# YOUR GOAL
Each line that holds the word "классов" should be returned.

-- Begin SUPPLIED INFORMATION --

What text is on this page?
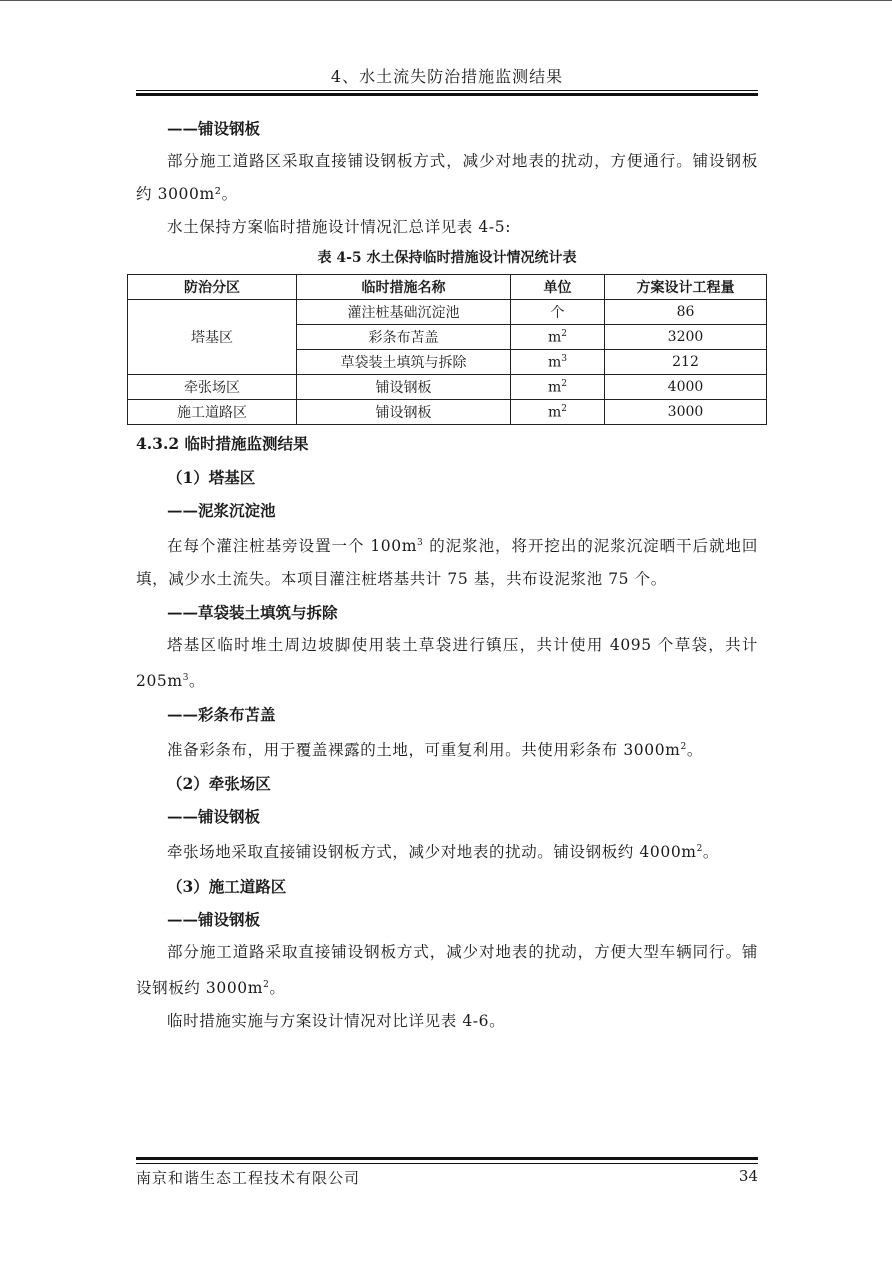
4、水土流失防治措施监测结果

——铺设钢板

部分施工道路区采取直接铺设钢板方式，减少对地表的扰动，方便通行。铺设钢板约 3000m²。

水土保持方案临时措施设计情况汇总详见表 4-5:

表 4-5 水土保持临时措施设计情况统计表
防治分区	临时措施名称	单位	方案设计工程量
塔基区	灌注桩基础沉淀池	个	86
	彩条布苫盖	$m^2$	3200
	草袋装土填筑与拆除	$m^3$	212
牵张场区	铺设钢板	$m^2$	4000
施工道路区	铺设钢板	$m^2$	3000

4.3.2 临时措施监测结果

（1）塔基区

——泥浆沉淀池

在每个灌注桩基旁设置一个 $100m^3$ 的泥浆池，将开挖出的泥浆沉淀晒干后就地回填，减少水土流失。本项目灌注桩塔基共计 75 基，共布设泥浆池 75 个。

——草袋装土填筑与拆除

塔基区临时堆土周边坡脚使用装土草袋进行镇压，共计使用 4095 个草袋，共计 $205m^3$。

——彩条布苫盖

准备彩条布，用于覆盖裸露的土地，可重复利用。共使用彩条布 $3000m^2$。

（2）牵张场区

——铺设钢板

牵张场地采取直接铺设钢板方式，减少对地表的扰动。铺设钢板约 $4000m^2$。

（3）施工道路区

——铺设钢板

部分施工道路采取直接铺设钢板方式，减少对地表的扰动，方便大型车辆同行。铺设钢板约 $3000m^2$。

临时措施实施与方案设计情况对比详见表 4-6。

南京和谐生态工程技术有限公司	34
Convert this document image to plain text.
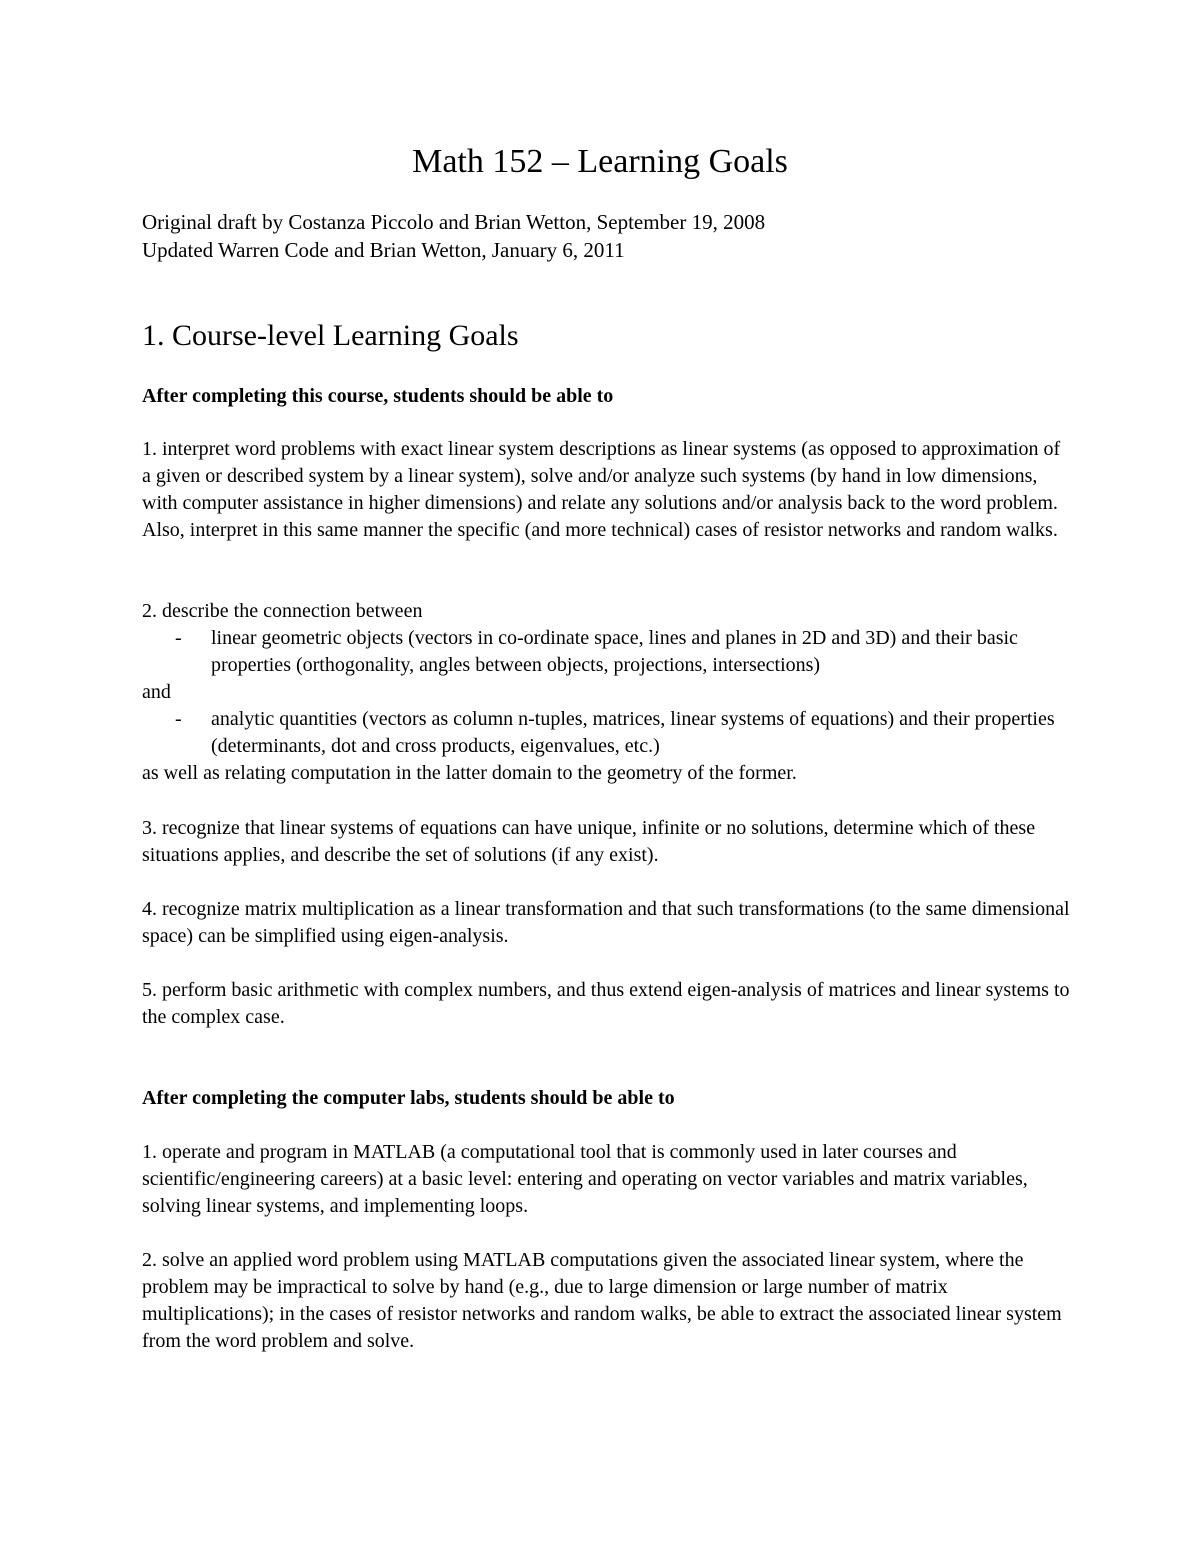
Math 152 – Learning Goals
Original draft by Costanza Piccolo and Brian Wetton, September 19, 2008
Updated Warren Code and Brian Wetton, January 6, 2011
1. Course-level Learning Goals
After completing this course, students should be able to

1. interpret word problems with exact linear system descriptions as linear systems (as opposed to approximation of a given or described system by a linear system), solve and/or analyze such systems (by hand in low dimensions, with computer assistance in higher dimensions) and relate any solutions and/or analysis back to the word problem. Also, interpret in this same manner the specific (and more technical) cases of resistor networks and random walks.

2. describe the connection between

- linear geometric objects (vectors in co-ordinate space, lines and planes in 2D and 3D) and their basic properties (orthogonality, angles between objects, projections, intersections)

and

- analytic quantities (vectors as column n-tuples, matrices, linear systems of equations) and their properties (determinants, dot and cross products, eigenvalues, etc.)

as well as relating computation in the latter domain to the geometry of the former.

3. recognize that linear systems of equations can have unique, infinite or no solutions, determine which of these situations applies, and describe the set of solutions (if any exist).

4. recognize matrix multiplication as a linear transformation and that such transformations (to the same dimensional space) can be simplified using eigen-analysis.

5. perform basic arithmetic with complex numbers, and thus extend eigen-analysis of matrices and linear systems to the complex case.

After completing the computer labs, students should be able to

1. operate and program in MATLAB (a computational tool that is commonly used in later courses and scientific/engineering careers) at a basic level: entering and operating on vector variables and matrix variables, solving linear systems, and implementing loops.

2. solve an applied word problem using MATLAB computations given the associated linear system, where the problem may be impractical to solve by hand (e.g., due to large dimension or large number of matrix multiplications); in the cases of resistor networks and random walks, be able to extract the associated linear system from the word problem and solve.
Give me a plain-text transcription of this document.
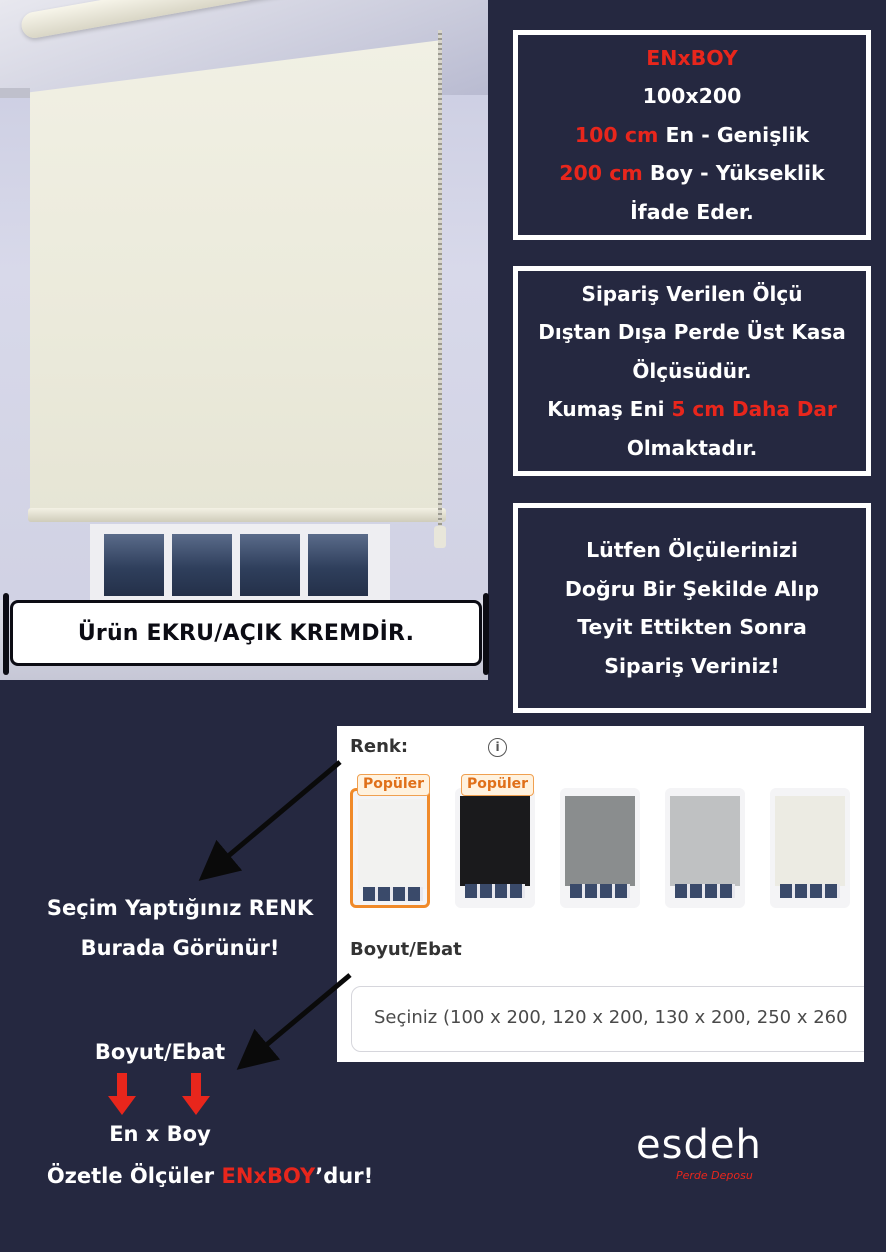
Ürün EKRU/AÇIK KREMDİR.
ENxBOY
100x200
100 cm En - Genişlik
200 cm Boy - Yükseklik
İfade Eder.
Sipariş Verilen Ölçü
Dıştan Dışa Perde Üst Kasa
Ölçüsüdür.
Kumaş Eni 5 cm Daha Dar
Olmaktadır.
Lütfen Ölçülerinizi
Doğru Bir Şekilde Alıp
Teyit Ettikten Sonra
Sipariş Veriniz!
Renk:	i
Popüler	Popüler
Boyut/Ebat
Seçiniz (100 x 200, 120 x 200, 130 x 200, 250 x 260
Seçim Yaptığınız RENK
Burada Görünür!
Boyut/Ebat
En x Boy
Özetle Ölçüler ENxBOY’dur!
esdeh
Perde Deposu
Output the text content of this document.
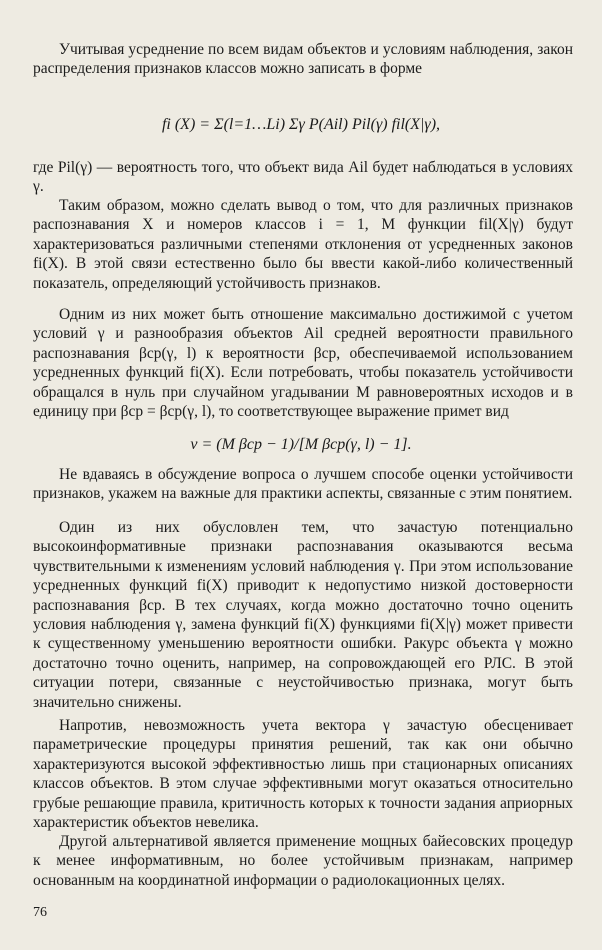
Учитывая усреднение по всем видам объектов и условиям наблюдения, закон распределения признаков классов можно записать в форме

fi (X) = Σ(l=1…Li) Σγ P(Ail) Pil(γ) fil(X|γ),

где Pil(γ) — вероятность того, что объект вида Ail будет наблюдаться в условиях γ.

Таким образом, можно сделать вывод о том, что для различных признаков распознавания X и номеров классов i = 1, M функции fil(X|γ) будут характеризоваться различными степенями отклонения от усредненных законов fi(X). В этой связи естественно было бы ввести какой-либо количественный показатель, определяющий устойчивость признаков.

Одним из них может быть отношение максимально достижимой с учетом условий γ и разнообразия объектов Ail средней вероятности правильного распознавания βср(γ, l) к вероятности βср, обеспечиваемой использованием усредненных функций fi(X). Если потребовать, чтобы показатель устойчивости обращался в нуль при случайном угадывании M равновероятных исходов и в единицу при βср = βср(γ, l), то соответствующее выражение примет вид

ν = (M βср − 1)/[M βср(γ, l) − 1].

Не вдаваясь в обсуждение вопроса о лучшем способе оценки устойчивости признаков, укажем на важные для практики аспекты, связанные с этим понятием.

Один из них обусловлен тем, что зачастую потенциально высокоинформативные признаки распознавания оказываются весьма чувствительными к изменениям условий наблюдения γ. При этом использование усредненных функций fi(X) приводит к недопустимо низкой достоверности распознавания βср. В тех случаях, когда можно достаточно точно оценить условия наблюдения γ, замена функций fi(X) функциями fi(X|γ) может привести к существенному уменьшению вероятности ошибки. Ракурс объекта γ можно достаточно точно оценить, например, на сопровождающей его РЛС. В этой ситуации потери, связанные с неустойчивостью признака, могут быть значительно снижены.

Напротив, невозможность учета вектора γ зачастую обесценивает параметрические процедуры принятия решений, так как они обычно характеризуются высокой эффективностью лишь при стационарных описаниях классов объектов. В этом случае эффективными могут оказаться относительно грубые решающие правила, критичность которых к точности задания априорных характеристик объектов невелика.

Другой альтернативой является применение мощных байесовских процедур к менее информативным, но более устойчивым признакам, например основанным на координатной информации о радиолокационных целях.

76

-- End SUPPLIED INFORMATION --

# WRITTEN ANSWER
Учитывая усреднение по всем видам объектов и условиям наблюдения, закон распределения признаков классов можно записать в форме
Таким образом, можно сделать вывод о том, что для различных признаков распознавания X и номеров классов i = 1, M функции fil(X|γ) будут характеризоваться различными степенями отклонения от усредненных законов fi(X). В этой связи естественно было бы ввести какой-либо количественный показатель, определяющий устойчивость признаков.
Напротив, невозможность учета вектора γ зачастую обесценивает параметрические процедуры принятия решений, так как они обычно характеризуются высокой эффективностью лишь при стационарных описаниях классов объектов. В этом случае эффективными могут оказаться относительно грубые решающие правила, критичность которых к точности задания априорных характеристик объектов невелика.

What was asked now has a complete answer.